Copy, from the entries below, each line in which the string "Humor" appears.
====== EXERCISE DATA ======
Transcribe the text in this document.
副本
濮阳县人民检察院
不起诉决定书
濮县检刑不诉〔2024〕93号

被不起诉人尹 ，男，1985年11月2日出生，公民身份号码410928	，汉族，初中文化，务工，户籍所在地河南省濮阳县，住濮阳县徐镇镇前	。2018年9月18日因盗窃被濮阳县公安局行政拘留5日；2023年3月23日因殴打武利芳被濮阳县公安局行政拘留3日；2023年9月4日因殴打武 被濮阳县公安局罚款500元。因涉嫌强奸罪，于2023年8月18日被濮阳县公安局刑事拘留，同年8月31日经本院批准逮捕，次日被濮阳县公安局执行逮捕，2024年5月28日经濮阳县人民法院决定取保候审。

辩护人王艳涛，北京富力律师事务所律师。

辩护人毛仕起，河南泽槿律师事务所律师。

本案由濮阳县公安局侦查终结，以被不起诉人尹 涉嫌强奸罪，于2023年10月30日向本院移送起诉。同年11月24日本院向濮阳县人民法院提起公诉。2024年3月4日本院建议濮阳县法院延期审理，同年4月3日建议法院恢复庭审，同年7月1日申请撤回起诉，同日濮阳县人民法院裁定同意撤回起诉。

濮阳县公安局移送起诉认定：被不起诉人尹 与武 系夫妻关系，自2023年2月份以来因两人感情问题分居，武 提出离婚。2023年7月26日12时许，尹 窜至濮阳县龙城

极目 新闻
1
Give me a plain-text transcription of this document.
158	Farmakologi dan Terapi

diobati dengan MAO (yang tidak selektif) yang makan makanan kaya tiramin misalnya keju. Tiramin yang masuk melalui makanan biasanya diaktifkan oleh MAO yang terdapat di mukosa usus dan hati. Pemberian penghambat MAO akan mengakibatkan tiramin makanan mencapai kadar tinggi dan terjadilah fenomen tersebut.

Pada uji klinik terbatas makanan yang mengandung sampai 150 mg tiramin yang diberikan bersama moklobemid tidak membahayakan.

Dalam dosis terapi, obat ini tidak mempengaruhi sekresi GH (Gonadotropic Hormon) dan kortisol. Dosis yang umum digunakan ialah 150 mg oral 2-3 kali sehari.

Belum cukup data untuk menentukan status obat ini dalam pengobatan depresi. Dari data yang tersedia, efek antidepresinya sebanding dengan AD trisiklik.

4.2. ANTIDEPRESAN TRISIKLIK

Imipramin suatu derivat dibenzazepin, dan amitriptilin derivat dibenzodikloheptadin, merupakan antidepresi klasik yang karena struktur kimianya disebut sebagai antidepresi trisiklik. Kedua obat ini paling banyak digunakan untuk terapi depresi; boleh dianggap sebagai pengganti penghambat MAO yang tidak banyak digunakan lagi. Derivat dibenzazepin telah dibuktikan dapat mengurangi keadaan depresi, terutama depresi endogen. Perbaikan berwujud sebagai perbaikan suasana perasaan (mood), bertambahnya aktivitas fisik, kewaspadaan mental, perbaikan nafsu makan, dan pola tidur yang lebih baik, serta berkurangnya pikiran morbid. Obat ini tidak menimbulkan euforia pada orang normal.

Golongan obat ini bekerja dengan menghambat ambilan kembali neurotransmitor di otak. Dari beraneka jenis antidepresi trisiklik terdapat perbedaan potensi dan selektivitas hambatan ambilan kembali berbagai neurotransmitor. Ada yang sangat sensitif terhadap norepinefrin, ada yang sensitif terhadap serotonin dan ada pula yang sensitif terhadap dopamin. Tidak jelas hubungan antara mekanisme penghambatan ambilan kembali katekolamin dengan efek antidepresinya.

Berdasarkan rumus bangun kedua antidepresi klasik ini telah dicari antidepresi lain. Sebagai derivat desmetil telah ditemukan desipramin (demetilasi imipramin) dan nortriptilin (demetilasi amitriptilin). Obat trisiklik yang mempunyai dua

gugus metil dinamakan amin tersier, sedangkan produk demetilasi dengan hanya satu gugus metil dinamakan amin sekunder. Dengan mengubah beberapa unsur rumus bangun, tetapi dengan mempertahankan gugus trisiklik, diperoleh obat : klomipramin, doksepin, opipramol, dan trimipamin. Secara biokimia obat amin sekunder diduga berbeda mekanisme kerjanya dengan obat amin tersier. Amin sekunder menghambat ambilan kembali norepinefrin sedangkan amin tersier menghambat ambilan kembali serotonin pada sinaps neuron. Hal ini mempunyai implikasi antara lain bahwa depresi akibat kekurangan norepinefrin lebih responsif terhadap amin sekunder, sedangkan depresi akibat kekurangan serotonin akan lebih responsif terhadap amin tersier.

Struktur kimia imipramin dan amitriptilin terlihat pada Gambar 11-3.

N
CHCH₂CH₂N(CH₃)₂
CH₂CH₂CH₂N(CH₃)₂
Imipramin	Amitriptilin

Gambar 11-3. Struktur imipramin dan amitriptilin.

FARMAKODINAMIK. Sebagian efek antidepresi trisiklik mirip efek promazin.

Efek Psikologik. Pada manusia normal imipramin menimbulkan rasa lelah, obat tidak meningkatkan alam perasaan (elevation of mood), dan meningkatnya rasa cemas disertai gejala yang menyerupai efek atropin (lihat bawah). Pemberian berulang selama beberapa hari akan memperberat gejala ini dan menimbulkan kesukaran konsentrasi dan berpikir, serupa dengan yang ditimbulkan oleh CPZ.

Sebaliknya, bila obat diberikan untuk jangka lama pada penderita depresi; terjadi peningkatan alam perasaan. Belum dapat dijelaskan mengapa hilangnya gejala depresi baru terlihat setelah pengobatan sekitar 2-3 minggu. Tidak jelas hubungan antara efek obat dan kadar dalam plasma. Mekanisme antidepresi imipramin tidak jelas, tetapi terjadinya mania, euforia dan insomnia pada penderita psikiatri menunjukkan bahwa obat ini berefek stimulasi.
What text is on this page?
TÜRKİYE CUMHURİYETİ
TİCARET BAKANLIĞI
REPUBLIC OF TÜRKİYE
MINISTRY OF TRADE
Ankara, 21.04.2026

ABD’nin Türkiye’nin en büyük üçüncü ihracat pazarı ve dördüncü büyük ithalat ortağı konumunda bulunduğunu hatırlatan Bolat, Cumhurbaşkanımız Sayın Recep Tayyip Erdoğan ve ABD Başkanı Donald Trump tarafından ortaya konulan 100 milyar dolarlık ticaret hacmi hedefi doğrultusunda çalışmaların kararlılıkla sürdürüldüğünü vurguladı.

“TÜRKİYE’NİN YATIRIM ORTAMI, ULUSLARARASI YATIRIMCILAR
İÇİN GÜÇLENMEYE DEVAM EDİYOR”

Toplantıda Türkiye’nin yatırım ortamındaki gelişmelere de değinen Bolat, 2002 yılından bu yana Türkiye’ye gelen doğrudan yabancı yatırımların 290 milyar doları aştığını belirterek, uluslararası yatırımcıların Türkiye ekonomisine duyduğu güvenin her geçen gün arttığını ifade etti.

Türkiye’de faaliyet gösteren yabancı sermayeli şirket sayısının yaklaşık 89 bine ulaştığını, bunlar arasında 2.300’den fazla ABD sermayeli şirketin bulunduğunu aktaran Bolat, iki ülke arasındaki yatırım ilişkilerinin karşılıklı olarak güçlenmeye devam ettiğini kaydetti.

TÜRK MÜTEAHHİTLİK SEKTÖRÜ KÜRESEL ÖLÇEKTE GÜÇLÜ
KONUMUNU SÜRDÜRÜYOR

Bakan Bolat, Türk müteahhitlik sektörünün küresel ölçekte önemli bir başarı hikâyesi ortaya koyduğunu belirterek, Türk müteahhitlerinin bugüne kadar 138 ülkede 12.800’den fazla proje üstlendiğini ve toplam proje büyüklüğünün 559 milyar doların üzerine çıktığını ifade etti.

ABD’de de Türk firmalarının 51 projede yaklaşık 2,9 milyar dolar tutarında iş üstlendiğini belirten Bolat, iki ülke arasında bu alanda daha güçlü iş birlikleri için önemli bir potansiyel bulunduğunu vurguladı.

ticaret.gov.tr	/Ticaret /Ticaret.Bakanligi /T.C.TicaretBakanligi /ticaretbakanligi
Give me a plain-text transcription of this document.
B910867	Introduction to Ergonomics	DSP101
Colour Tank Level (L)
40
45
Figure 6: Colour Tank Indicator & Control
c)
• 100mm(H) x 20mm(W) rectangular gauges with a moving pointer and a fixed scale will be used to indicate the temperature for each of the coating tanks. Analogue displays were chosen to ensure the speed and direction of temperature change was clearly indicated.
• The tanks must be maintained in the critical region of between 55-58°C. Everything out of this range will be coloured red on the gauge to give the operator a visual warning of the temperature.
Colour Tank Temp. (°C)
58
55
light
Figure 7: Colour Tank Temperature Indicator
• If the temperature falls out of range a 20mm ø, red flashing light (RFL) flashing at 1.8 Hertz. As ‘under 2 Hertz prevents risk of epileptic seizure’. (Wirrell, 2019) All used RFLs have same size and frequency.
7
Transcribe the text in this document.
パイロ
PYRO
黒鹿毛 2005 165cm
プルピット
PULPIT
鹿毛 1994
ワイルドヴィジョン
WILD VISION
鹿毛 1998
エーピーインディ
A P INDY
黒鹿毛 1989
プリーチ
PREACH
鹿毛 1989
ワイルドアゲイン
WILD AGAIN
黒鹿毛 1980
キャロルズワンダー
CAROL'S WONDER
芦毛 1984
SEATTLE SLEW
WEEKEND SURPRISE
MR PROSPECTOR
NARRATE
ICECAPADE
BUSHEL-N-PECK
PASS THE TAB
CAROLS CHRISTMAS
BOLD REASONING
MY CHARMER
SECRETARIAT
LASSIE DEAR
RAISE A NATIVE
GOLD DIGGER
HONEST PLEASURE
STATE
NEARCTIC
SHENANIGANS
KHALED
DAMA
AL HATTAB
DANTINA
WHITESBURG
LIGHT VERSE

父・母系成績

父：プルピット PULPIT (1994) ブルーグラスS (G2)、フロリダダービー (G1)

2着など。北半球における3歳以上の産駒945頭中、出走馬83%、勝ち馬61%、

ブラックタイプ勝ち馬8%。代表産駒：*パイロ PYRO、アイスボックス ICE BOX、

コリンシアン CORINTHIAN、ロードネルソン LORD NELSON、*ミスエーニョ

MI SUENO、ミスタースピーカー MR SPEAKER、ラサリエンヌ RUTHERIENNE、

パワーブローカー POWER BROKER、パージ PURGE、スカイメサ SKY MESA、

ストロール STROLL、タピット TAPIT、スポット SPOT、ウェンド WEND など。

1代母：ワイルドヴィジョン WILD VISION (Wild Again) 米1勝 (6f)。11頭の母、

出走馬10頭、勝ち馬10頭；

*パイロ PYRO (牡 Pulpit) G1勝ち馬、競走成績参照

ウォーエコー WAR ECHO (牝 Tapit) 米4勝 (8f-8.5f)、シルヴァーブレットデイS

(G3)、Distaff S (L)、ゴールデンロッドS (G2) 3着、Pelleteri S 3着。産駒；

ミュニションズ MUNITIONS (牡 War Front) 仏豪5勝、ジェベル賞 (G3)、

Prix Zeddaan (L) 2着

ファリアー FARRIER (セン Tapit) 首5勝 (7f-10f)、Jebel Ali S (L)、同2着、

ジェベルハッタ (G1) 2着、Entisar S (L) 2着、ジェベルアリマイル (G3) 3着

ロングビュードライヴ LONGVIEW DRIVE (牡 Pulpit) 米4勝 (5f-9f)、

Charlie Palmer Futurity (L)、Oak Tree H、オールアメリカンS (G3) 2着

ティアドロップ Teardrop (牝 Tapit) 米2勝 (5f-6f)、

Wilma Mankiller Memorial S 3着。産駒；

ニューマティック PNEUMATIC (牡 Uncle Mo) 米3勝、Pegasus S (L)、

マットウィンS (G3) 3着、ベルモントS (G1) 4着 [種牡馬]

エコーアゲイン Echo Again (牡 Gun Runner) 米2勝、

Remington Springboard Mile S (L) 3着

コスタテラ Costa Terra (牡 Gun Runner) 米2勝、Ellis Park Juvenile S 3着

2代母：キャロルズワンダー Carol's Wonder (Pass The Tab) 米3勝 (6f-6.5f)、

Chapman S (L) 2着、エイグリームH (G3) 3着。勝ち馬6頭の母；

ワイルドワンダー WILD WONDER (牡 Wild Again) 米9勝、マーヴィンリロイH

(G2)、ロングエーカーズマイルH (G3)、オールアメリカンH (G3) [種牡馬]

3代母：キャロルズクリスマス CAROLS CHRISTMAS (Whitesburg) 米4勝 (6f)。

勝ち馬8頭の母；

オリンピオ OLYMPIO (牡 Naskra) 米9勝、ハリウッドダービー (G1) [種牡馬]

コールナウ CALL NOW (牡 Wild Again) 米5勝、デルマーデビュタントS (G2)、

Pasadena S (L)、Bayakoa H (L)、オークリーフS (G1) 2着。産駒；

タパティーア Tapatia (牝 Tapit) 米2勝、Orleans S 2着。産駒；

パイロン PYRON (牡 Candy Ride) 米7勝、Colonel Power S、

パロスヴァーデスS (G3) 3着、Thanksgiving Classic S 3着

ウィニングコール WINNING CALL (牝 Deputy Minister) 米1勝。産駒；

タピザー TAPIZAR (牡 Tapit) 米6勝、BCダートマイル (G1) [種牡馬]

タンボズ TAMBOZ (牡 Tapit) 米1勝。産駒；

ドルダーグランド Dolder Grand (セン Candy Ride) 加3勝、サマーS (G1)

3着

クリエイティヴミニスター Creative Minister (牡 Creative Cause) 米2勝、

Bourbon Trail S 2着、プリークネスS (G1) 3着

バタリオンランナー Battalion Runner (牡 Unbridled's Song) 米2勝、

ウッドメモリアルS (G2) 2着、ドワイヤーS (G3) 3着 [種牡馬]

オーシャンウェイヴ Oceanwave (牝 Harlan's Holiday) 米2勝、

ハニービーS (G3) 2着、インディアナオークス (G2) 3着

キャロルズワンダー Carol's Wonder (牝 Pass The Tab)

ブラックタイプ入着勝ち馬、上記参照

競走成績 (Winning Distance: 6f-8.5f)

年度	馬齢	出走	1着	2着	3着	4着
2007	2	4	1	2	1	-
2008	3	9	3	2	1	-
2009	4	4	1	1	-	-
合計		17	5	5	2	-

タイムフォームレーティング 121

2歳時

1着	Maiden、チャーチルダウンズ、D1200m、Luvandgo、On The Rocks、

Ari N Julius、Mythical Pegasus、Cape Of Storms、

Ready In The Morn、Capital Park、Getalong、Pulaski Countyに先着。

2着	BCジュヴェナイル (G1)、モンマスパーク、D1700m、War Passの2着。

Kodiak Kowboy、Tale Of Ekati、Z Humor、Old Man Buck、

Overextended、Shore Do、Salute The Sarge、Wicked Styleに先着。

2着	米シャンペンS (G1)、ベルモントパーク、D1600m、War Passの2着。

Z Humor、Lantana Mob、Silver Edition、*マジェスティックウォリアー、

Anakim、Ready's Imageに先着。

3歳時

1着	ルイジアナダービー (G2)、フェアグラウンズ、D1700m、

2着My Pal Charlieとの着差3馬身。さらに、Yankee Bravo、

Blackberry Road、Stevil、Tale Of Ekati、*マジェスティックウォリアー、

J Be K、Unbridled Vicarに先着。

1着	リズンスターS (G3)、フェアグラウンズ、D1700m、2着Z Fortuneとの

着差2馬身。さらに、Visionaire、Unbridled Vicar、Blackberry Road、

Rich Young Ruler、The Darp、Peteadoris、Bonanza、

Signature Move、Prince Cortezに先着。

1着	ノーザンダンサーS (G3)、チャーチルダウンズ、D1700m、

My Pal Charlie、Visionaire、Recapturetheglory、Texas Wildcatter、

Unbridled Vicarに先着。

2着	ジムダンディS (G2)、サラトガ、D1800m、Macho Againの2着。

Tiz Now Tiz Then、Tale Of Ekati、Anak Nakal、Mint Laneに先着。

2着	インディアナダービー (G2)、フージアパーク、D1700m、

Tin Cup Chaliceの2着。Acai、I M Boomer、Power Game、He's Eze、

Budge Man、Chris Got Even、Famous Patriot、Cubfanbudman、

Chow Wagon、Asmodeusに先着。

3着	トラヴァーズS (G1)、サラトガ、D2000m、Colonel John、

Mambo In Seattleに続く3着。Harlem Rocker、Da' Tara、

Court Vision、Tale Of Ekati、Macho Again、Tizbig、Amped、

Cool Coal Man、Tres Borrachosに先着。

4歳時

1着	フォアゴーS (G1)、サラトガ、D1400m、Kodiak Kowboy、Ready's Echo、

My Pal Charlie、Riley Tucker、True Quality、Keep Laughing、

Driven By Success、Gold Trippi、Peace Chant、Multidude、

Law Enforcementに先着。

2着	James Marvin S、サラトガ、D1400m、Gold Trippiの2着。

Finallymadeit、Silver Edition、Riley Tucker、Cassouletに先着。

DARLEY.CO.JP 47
======
■ **RIGHT ANSWER**
Kodiak Kowboy、Tale Of Ekati、Z Humor、Old Man Buck、
Z Humor、Lantana Mob、Silver Edition、*マジェスティックウォリアー、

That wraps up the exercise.